▼
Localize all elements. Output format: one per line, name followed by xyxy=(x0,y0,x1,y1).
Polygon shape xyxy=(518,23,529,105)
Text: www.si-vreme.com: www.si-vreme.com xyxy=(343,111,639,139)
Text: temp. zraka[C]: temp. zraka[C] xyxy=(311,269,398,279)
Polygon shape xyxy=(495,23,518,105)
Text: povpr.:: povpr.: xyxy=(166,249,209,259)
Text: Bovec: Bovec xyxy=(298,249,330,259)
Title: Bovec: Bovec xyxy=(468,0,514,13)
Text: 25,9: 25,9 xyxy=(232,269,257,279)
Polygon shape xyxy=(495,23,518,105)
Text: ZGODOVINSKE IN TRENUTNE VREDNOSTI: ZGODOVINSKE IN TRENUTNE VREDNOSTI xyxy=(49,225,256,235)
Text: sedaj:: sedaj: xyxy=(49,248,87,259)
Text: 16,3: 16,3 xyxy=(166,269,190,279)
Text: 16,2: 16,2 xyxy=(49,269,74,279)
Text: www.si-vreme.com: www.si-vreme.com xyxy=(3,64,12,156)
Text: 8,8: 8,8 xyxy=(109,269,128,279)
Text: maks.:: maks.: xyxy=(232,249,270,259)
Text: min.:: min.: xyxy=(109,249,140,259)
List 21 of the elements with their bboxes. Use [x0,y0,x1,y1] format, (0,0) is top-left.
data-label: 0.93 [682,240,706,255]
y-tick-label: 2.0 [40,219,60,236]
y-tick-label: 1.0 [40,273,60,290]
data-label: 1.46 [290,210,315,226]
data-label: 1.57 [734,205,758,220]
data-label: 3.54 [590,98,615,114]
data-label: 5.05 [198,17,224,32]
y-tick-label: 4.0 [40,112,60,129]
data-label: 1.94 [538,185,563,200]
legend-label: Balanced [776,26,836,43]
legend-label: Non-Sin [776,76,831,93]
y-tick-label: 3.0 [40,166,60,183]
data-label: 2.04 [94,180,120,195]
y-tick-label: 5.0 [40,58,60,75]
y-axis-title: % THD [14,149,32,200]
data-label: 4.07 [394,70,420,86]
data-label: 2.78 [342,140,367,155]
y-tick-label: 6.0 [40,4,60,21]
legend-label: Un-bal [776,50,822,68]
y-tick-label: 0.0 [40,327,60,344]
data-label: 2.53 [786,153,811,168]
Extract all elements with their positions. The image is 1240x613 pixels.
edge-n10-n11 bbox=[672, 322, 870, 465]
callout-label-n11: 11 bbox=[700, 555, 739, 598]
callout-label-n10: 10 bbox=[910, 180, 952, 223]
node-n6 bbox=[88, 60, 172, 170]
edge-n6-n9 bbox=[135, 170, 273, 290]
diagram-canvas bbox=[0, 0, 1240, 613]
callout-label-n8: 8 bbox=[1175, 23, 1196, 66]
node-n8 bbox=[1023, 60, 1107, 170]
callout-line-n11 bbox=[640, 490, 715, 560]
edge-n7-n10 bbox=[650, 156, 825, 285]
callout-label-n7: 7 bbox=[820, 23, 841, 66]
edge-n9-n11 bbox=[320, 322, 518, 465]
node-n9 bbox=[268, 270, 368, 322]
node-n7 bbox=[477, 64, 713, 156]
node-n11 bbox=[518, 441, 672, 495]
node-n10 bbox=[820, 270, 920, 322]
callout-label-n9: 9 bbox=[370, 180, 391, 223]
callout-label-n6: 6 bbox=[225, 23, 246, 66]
▲
Repeat all of the entries above word for word, line by line.

Localize all elements. Output format: one per line, name followed by xyxy=(x0,y0,x1,y1).
Polygon shape xyxy=(518,23,529,105)
Text: www.si-vreme.com: www.si-vreme.com xyxy=(343,111,639,139)
Text: temp. zraka[C]: temp. zraka[C] xyxy=(311,269,398,279)
Polygon shape xyxy=(495,23,518,105)
Text: povpr.:: povpr.: xyxy=(166,249,209,259)
Text: Bovec: Bovec xyxy=(298,249,330,259)
Title: Bovec: Bovec xyxy=(468,0,514,13)
Text: 25,9: 25,9 xyxy=(232,269,257,279)
Polygon shape xyxy=(495,23,518,105)
Text: ZGODOVINSKE IN TRENUTNE VREDNOSTI: ZGODOVINSKE IN TRENUTNE VREDNOSTI xyxy=(49,225,256,235)
Text: sedaj:: sedaj: xyxy=(49,248,87,259)
Text: 16,3: 16,3 xyxy=(166,269,190,279)
Text: 16,2: 16,2 xyxy=(49,269,74,279)
Text: www.si-vreme.com: www.si-vreme.com xyxy=(3,64,12,156)
Text: 8,8: 8,8 xyxy=(109,269,128,279)
Text: maks.:: maks.: xyxy=(232,249,270,259)
Text: min.:: min.: xyxy=(109,249,140,259)
List 21 of the elements with their bboxes. Use [x0,y0,x1,y1] format, (0,0) is top-left.
data-label: 0.93 [682,240,706,255]
y-tick-label: 2.0 [40,219,60,236]
y-tick-label: 1.0 [40,273,60,290]
data-label: 1.46 [290,210,315,226]
data-label: 1.57 [734,205,758,220]
data-label: 3.54 [590,98,615,114]
data-label: 5.05 [198,17,224,32]
y-tick-label: 4.0 [40,112,60,129]
data-label: 1.94 [538,185,563,200]
legend-label: Balanced [776,26,836,43]
legend-label: Non-Sin [776,76,831,93]
y-tick-label: 3.0 [40,166,60,183]
data-label: 2.04 [94,180,120,195]
y-tick-label: 5.0 [40,58,60,75]
y-axis-title: % THD [14,149,32,200]
data-label: 4.07 [394,70,420,86]
data-label: 2.78 [342,140,367,155]
y-tick-label: 6.0 [40,4,60,21]
legend-label: Un-bal [776,50,822,68]
y-tick-label: 0.0 [40,327,60,344]
data-label: 2.53 [786,153,811,168]
Extract all elements with their positions. The image is 1240x613 pixels.
edge-n10-n11 bbox=[672, 322, 870, 465]
callout-label-n11: 11 bbox=[700, 555, 739, 598]
callout-label-n10: 10 bbox=[910, 180, 952, 223]
node-n6 bbox=[88, 60, 172, 170]
edge-n6-n9 bbox=[135, 170, 273, 290]
diagram-canvas bbox=[0, 0, 1240, 613]
callout-label-n8: 8 bbox=[1175, 23, 1196, 66]
node-n8 bbox=[1023, 60, 1107, 170]
callout-line-n11 bbox=[640, 490, 715, 560]
edge-n7-n10 bbox=[650, 156, 825, 285]
callout-label-n7: 7 bbox=[820, 23, 841, 66]
edge-n9-n11 bbox=[320, 322, 518, 465]
node-n9 bbox=[268, 270, 368, 322]
node-n7 bbox=[477, 64, 713, 156]
node-n11 bbox=[518, 441, 672, 495]
node-n10 bbox=[820, 270, 920, 322]
callout-label-n9: 9 bbox=[370, 180, 391, 223]
callout-label-n6: 6 bbox=[225, 23, 246, 66]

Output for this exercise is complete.